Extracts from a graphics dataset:
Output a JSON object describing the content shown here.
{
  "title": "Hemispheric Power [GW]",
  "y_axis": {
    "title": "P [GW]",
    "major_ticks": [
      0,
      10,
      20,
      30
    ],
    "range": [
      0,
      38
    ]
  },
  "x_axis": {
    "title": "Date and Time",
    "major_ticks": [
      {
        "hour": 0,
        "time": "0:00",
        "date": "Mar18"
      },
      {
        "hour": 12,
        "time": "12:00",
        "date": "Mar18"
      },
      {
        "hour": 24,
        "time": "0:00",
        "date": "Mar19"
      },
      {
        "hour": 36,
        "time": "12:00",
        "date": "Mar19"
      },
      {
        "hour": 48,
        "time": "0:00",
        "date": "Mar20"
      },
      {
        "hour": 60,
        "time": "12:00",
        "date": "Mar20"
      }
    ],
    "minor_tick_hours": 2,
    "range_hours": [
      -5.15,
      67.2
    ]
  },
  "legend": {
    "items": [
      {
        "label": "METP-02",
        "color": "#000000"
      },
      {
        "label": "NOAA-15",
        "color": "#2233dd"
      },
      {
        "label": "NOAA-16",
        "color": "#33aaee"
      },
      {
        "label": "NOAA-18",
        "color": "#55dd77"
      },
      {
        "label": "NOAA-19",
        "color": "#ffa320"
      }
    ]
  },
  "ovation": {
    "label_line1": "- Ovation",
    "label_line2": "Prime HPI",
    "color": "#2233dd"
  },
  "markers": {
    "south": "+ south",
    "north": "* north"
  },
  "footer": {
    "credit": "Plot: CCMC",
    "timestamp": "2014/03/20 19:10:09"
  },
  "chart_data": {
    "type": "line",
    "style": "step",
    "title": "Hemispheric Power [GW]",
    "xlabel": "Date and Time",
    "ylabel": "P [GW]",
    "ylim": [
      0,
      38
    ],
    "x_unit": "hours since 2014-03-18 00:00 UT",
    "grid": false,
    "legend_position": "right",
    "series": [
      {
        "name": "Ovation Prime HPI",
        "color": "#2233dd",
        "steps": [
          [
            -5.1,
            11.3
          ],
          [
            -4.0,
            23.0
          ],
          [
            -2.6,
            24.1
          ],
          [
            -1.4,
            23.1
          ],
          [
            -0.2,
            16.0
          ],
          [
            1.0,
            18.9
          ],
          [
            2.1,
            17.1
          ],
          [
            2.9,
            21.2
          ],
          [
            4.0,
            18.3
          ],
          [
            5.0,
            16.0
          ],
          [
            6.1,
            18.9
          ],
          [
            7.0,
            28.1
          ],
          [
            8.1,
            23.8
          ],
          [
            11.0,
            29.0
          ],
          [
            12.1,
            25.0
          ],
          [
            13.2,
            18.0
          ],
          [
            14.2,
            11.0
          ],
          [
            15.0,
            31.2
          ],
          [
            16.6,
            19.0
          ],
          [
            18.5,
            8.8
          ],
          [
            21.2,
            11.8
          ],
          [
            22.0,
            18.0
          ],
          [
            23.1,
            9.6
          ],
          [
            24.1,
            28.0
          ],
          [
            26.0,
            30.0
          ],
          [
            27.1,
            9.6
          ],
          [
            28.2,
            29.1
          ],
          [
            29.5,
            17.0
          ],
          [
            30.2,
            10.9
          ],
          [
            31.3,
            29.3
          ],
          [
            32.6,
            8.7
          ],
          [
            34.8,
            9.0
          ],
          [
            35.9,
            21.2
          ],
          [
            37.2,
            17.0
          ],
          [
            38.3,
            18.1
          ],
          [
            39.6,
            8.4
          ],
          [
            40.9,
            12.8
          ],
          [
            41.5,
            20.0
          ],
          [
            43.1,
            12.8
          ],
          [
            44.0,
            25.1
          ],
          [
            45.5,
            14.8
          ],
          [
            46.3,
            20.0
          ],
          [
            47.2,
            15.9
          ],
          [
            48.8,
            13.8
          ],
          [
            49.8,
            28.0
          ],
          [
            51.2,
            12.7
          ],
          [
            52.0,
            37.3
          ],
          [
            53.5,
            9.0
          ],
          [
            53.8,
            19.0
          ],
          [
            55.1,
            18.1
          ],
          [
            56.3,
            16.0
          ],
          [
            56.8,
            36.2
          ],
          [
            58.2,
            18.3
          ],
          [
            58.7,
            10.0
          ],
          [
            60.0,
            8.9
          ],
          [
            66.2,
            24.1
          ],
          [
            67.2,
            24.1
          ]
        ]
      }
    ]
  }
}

_SET EXERCISE_. Emit the records above again, exactly, with no line skipped.

_EXERCISE ANSWER_.
Output a JSON object describing the content shown here.
{
  "title": "Hemispheric Power [GW]",
  "y_axis": {
    "title": "P [GW]",
    "major_ticks": [
      0,
      10,
      20,
      30
    ],
    "range": [
      0,
      38
    ]
  },
  "x_axis": {
    "title": "Date and Time",
    "major_ticks": [
      {
        "hour": 0,
        "time": "0:00",
        "date": "Mar18"
      },
      {
        "hour": 12,
        "time": "12:00",
        "date": "Mar18"
      },
      {
        "hour": 24,
        "time": "0:00",
        "date": "Mar19"
      },
      {
        "hour": 36,
        "time": "12:00",
        "date": "Mar19"
      },
      {
        "hour": 48,
        "time": "0:00",
        "date": "Mar20"
      },
      {
        "hour": 60,
        "time": "12:00",
        "date": "Mar20"
      }
    ],
    "minor_tick_hours": 2,
    "range_hours": [
      -5.15,
      67.2
    ]
  },
  "legend": {
    "items": [
      {
        "label": "METP-02",
        "color": "#000000"
      },
      {
        "label": "NOAA-15",
        "color": "#2233dd"
      },
      {
        "label": "NOAA-16",
        "color": "#33aaee"
      },
      {
        "label": "NOAA-18",
        "color": "#55dd77"
      },
      {
        "label": "NOAA-19",
        "color": "#ffa320"
      }
    ]
  },
  "ovation": {
    "label_line1": "- Ovation",
    "label_line2": "Prime HPI",
    "color": "#2233dd"
  },
  "markers": {
    "south": "+ south",
    "north": "* north"
  },
  "footer": {
    "credit": "Plot: CCMC",
    "timestamp": "2014/03/20 19:10:09"
  },
  "chart_data": {
    "type": "line",
    "style": "step",
    "title": "Hemispheric Power [GW]",
    "xlabel": "Date and Time",
    "ylabel": "P [GW]",
    "ylim": [
      0,
      38
    ],
    "x_unit": "hours since 2014-03-18 00:00 UT",
    "grid": false,
    "legend_position": "right",
    "series": [
      {
        "name": "Ovation Prime HPI",
        "color": "#2233dd",
        "steps": [
          [
            -5.1,
            11.3
          ],
          [
            -4.0,
            23.0
          ],
          [
            -2.6,
            24.1
          ],
          [
            -1.4,
            23.1
          ],
          [
            -0.2,
            16.0
          ],
          [
            1.0,
            18.9
          ],
          [
            2.1,
            17.1
          ],
          [
            2.9,
            21.2
          ],
          [
            4.0,
            18.3
          ],
          [
            5.0,
            16.0
          ],
          [
            6.1,
            18.9
          ],
          [
            7.0,
            28.1
          ],
          [
            8.1,
            23.8
          ],
          [
            11.0,
            29.0
          ],
          [
            12.1,
            25.0
          ],
          [
            13.2,
            18.0
          ],
          [
            14.2,
            11.0
          ],
          [
            15.0,
            31.2
          ],
          [
            16.6,
            19.0
          ],
          [
            18.5,
            8.8
          ],
          [
            21.2,
            11.8
          ],
          [
            22.0,
            18.0
          ],
          [
            23.1,
            9.6
          ],
          [
            24.1,
            28.0
          ],
          [
            26.0,
            30.0
          ],
          [
            27.1,
            9.6
          ],
          [
            28.2,
            29.1
          ],
          [
            29.5,
            17.0
          ],
          [
            30.2,
            10.9
          ],
          [
            31.3,
            29.3
          ],
          [
            32.6,
            8.7
          ],
          [
            34.8,
            9.0
          ],
          [
            35.9,
            21.2
          ],
          [
            37.2,
            17.0
          ],
          [
            38.3,
            18.1
          ],
          [
            39.6,
            8.4
          ],
          [
            40.9,
            12.8
          ],
          [
            41.5,
            20.0
          ],
          [
            43.1,
            12.8
          ],
          [
            44.0,
            25.1
          ],
          [
            45.5,
            14.8
          ],
          [
            46.3,
            20.0
          ],
          [
            47.2,
            15.9
          ],
          [
            48.8,
            13.8
          ],
          [
            49.8,
            28.0
          ],
          [
            51.2,
            12.7
          ],
          [
            52.0,
            37.3
          ],
          [
            53.5,
            9.0
          ],
          [
            53.8,
            19.0
          ],
          [
            55.1,
            18.1
          ],
          [
            56.3,
            16.0
          ],
          [
            56.8,
            36.2
          ],
          [
            58.2,
            18.3
          ],
          [
            58.7,
            10.0
          ],
          [
            60.0,
            8.9
          ],
          [
            66.2,
            24.1
          ],
          [
            67.2,
            24.1
          ]
        ]
      }
    ]
  }
}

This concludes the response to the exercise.